Restate the data word for word and leave the images out.

***

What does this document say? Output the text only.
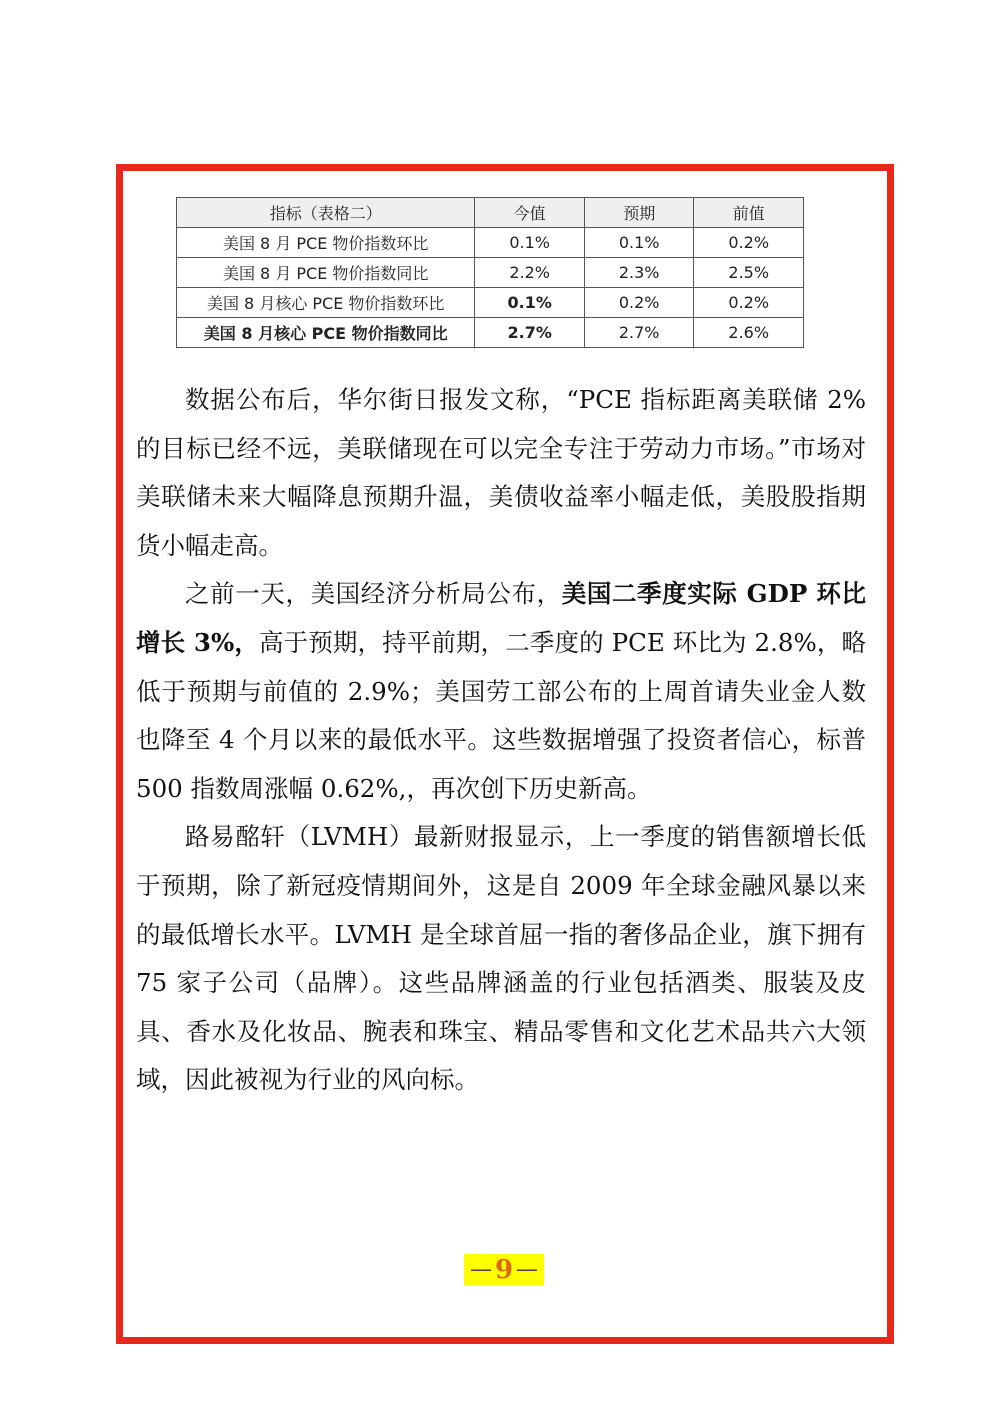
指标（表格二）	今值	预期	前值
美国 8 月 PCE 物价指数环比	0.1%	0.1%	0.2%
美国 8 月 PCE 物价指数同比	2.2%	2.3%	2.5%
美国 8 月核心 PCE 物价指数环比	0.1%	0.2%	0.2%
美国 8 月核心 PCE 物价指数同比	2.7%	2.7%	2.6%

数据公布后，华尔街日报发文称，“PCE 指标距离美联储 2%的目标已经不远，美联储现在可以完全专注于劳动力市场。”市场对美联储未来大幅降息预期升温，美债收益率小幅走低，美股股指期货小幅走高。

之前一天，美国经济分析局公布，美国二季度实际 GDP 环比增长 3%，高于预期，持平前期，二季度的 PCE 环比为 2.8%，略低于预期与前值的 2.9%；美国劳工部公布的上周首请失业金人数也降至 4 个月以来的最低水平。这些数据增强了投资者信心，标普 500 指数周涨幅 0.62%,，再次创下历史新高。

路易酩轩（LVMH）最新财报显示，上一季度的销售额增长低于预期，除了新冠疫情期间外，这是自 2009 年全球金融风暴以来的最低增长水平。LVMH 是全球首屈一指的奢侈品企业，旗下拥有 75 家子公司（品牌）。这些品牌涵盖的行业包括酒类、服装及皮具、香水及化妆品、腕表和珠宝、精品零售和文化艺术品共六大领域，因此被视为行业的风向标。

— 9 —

***

[SOLUTION FOR THIS TASK]:
What does this document say? Output the text only.
指标（表格二）	今值	预期	前值
美国 8 月 PCE 物价指数环比	0.1%	0.1%	0.2%
美国 8 月 PCE 物价指数同比	2.2%	2.3%	2.5%
美国 8 月核心 PCE 物价指数环比	0.1%	0.2%	0.2%
美国 8 月核心 PCE 物价指数同比	2.7%	2.7%	2.6%

数据公布后，华尔街日报发文称，“PCE 指标距离美联储 2%的目标已经不远，美联储现在可以完全专注于劳动力市场。”市场对美联储未来大幅降息预期升温，美债收益率小幅走低，美股股指期货小幅走高。

之前一天，美国经济分析局公布，美国二季度实际 GDP 环比增长 3%，高于预期，持平前期，二季度的 PCE 环比为 2.8%，略低于预期与前值的 2.9%；美国劳工部公布的上周首请失业金人数也降至 4 个月以来的最低水平。这些数据增强了投资者信心，标普 500 指数周涨幅 0.62%,，再次创下历史新高。

路易酩轩（LVMH）最新财报显示，上一季度的销售额增长低于预期，除了新冠疫情期间外，这是自 2009 年全球金融风暴以来的最低增长水平。LVMH 是全球首屈一指的奢侈品企业，旗下拥有 75 家子公司（品牌）。这些品牌涵盖的行业包括酒类、服装及皮具、香水及化妆品、腕表和珠宝、精品零售和文化艺术品共六大领域，因此被视为行业的风向标。

— 9 —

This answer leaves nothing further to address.